- Given records:
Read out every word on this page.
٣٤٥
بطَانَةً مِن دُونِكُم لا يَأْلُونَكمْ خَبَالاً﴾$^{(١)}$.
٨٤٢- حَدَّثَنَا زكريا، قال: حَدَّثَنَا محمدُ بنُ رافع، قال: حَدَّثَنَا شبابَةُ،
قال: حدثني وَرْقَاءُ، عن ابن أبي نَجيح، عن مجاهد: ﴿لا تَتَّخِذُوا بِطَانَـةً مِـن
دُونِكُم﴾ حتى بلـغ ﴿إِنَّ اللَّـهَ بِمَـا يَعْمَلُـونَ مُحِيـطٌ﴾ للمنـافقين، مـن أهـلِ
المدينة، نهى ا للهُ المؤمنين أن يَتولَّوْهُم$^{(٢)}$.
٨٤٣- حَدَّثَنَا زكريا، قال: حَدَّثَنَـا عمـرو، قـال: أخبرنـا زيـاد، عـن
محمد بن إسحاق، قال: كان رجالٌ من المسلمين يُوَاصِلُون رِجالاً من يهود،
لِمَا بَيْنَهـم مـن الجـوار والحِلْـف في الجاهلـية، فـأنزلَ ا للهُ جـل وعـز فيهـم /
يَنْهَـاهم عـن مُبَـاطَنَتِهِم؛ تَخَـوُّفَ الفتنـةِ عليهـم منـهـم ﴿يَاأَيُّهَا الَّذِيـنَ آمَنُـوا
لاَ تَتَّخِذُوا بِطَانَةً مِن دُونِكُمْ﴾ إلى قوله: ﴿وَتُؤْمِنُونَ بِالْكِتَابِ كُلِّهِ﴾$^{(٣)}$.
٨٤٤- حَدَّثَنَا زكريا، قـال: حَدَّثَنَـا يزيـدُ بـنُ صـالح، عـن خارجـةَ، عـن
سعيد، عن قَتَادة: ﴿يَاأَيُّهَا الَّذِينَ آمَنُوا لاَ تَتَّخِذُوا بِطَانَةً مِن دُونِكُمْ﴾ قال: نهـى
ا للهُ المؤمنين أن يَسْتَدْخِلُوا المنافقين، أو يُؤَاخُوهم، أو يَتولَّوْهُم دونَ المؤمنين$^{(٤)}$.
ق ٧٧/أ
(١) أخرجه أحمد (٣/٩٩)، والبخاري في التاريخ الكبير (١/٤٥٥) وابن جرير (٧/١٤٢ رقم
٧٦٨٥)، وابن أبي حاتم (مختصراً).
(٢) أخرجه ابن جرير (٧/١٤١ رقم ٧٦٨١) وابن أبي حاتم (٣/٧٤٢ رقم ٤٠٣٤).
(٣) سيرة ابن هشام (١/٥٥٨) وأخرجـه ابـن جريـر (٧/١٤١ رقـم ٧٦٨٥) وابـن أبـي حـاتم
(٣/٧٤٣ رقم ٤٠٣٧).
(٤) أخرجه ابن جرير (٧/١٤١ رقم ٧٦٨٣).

- Task description:
Extract, from the material above, each line holding the word "جرير".

- The result:
(١) أخرجه أحمد (٣/٩٩)، والبخاري في التاريخ الكبير (١/٤٥٥) وابن جرير (٧/١٤٢ رقم
(٢) أخرجه ابن جرير (٧/١٤١ رقم ٧٦٨١) وابن أبي حاتم (٣/٧٤٢ رقم ٤٠٣٤).
(٤) أخرجه ابن جرير (٧/١٤١ رقم ٧٦٨٣).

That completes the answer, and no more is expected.